*What needs to be done:*
Could you print all the entries exactly?

──────── Material

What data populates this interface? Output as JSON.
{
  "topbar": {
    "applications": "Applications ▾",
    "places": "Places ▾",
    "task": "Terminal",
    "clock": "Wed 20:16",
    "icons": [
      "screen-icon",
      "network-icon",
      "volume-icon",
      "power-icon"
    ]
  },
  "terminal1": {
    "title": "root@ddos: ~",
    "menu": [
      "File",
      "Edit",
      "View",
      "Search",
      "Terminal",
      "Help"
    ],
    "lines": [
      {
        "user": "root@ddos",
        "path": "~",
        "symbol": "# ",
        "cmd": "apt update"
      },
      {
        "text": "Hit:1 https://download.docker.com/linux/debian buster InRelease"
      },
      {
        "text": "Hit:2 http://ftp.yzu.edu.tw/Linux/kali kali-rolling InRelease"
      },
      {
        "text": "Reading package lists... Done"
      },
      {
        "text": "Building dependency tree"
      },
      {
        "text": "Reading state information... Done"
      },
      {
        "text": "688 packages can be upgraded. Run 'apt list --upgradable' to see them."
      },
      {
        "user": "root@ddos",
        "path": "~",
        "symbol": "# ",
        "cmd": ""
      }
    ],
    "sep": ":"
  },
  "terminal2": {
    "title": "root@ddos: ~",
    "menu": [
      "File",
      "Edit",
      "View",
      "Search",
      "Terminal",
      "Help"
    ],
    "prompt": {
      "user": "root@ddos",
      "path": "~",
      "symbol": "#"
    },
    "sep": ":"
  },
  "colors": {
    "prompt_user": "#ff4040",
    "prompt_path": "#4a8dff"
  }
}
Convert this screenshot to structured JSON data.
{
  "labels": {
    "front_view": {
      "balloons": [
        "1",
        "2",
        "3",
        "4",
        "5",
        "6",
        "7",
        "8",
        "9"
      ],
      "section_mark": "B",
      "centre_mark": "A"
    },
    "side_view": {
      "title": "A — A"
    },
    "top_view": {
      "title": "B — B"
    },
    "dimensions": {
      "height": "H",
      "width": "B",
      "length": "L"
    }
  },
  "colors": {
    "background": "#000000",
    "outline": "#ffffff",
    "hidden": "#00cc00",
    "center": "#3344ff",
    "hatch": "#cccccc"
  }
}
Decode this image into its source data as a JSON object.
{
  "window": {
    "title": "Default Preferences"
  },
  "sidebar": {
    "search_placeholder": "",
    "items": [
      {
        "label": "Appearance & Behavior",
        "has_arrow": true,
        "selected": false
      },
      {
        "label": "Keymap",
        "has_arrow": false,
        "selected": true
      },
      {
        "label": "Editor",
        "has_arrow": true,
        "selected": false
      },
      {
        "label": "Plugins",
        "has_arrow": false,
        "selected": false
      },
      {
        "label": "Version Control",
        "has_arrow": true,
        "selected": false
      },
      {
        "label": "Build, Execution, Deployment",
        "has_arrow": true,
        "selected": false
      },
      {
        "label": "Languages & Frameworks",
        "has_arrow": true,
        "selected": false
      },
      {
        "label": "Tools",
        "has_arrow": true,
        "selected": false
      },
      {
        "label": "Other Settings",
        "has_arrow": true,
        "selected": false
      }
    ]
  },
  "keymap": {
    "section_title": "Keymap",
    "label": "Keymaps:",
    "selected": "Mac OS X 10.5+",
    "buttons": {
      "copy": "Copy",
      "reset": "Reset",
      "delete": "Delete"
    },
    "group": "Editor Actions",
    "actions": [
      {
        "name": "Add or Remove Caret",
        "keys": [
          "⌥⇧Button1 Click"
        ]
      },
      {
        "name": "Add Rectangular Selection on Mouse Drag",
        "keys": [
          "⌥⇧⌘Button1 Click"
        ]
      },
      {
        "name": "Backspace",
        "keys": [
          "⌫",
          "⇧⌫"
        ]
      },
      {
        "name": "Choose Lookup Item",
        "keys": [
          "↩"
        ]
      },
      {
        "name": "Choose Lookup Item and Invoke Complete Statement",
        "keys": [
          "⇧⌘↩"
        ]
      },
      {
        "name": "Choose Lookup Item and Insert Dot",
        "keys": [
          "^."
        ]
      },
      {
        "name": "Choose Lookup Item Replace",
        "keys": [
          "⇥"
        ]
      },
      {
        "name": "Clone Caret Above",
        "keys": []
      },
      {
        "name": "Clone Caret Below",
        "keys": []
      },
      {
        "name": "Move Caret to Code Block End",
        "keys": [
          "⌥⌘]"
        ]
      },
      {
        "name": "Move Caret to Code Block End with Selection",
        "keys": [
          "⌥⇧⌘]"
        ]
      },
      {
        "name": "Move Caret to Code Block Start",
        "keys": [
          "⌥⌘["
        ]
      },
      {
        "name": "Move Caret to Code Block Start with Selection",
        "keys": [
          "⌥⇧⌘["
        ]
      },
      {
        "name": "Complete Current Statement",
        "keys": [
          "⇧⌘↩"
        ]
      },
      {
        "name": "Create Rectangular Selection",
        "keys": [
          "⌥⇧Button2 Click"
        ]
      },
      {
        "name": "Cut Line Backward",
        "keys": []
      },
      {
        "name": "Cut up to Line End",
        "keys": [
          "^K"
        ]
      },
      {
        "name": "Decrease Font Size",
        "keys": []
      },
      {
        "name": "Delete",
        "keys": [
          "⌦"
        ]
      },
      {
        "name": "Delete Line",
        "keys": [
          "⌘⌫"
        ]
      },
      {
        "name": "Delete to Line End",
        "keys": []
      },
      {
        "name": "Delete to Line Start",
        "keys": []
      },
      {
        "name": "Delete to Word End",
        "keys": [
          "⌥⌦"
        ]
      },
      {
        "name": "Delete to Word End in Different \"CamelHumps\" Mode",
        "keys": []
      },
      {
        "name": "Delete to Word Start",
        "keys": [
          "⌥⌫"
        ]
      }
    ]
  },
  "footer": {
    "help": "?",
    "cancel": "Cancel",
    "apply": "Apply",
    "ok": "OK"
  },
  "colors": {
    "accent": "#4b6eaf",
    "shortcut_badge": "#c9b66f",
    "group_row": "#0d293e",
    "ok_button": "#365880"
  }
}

────────────────

*Exercise output:*
What data populates this interface? Output as JSON.
{
  "topbar": {
    "applications": "Applications ▾",
    "places": "Places ▾",
    "task": "Terminal",
    "clock": "Wed 20:16",
    "icons": [
      "screen-icon",
      "network-icon",
      "volume-icon",
      "power-icon"
    ]
  },
  "terminal1": {
    "title": "root@ddos: ~",
    "menu": [
      "File",
      "Edit",
      "View",
      "Search",
      "Terminal",
      "Help"
    ],
    "lines": [
      {
        "user": "root@ddos",
        "path": "~",
        "symbol": "# ",
        "cmd": "apt update"
      },
      {
        "text": "Hit:1 https://download.docker.com/linux/debian buster InRelease"
      },
      {
        "text": "Hit:2 http://ftp.yzu.edu.tw/Linux/kali kali-rolling InRelease"
      },
      {
        "text": "Reading package lists... Done"
      },
      {
        "text": "Building dependency tree"
      },
      {
        "text": "Reading state information... Done"
      },
      {
        "text": "688 packages can be upgraded. Run 'apt list --upgradable' to see them."
      },
      {
        "user": "root@ddos",
        "path": "~",
        "symbol": "# ",
        "cmd": ""
      }
    ],
    "sep": ":"
  },
  "terminal2": {
    "title": "root@ddos: ~",
    "menu": [
      "File",
      "Edit",
      "View",
      "Search",
      "Terminal",
      "Help"
    ],
    "prompt": {
      "user": "root@ddos",
      "path": "~",
      "symbol": "#"
    },
    "sep": ":"
  },
  "colors": {
    "prompt_user": "#ff4040",
    "prompt_path": "#4a8dff"
  }
}
Convert this screenshot to structured JSON data.
{
  "labels": {
    "front_view": {
      "balloons": [
        "1",
        "2",
        "3",
        "4",
        "5",
        "6",
        "7",
        "8",
        "9"
      ],
      "section_mark": "B",
      "centre_mark": "A"
    },
    "side_view": {
      "title": "A — A"
    },
    "top_view": {
      "title": "B — B"
    },
    "dimensions": {
      "height": "H",
      "width": "B",
      "length": "L"
    }
  },
  "colors": {
    "background": "#000000",
    "outline": "#ffffff",
    "hidden": "#00cc00",
    "center": "#3344ff",
    "hatch": "#cccccc"
  }
}
Decode this image into its source data as a JSON object.
{
  "window": {
    "title": "Default Preferences"
  },
  "sidebar": {
    "search_placeholder": "",
    "items": [
      {
        "label": "Appearance & Behavior",
        "has_arrow": true,
        "selected": false
      },
      {
        "label": "Keymap",
        "has_arrow": false,
        "selected": true
      },
      {
        "label": "Editor",
        "has_arrow": true,
        "selected": false
      },
      {
        "label": "Plugins",
        "has_arrow": false,
        "selected": false
      },
      {
        "label": "Version Control",
        "has_arrow": true,
        "selected": false
      },
      {
        "label": "Build, Execution, Deployment",
        "has_arrow": true,
        "selected": false
      },
      {
        "label": "Languages & Frameworks",
        "has_arrow": true,
        "selected": false
      },
      {
        "label": "Tools",
        "has_arrow": true,
        "selected": false
      },
      {
        "label": "Other Settings",
        "has_arrow": true,
        "selected": false
      }
    ]
  },
  "keymap": {
    "section_title": "Keymap",
    "label": "Keymaps:",
    "selected": "Mac OS X 10.5+",
    "buttons": {
      "copy": "Copy",
      "reset": "Reset",
      "delete": "Delete"
    },
    "group": "Editor Actions",
    "actions": [
      {
        "name": "Add or Remove Caret",
        "keys": [
          "⌥⇧Button1 Click"
        ]
      },
      {
        "name": "Add Rectangular Selection on Mouse Drag",
        "keys": [
          "⌥⇧⌘Button1 Click"
        ]
      },
      {
        "name": "Backspace",
        "keys": [
          "⌫",
          "⇧⌫"
        ]
      },
      {
        "name": "Choose Lookup Item",
        "keys": [
          "↩"
        ]
      },
      {
        "name": "Choose Lookup Item and Invoke Complete Statement",
        "keys": [
          "⇧⌘↩"
        ]
      },
      {
        "name": "Choose Lookup Item and Insert Dot",
        "keys": [
          "^."
        ]
      },
      {
        "name": "Choose Lookup Item Replace",
        "keys": [
          "⇥"
        ]
      },
      {
        "name": "Clone Caret Above",
        "keys": []
      },
      {
        "name": "Clone Caret Below",
        "keys": []
      },
      {
        "name": "Move Caret to Code Block End",
        "keys": [
          "⌥⌘]"
        ]
      },
      {
        "name": "Move Caret to Code Block End with Selection",
        "keys": [
          "⌥⇧⌘]"
        ]
      },
      {
        "name": "Move Caret to Code Block Start",
        "keys": [
          "⌥⌘["
        ]
      },
      {
        "name": "Move Caret to Code Block Start with Selection",
        "keys": [
          "⌥⇧⌘["
        ]
      },
      {
        "name": "Complete Current Statement",
        "keys": [
          "⇧⌘↩"
        ]
      },
      {
        "name": "Create Rectangular Selection",
        "keys": [
          "⌥⇧Button2 Click"
        ]
      },
      {
        "name": "Cut Line Backward",
        "keys": []
      },
      {
        "name": "Cut up to Line End",
        "keys": [
          "^K"
        ]
      },
      {
        "name": "Decrease Font Size",
        "keys": []
      },
      {
        "name": "Delete",
        "keys": [
          "⌦"
        ]
      },
      {
        "name": "Delete Line",
        "keys": [
          "⌘⌫"
        ]
      },
      {
        "name": "Delete to Line End",
        "keys": []
      },
      {
        "name": "Delete to Line Start",
        "keys": []
      },
      {
        "name": "Delete to Word End",
        "keys": [
          "⌥⌦"
        ]
      },
      {
        "name": "Delete to Word End in Different \"CamelHumps\" Mode",
        "keys": []
      },
      {
        "name": "Delete to Word Start",
        "keys": [
          "⌥⌫"
        ]
      }
    ]
  },
  "footer": {
    "help": "?",
    "cancel": "Cancel",
    "apply": "Apply",
    "ok": "OK"
  },
  "colors": {
    "accent": "#4b6eaf",
    "shortcut_badge": "#c9b66f",
    "group_row": "#0d293e",
    "ok_button": "#365880"
  }
}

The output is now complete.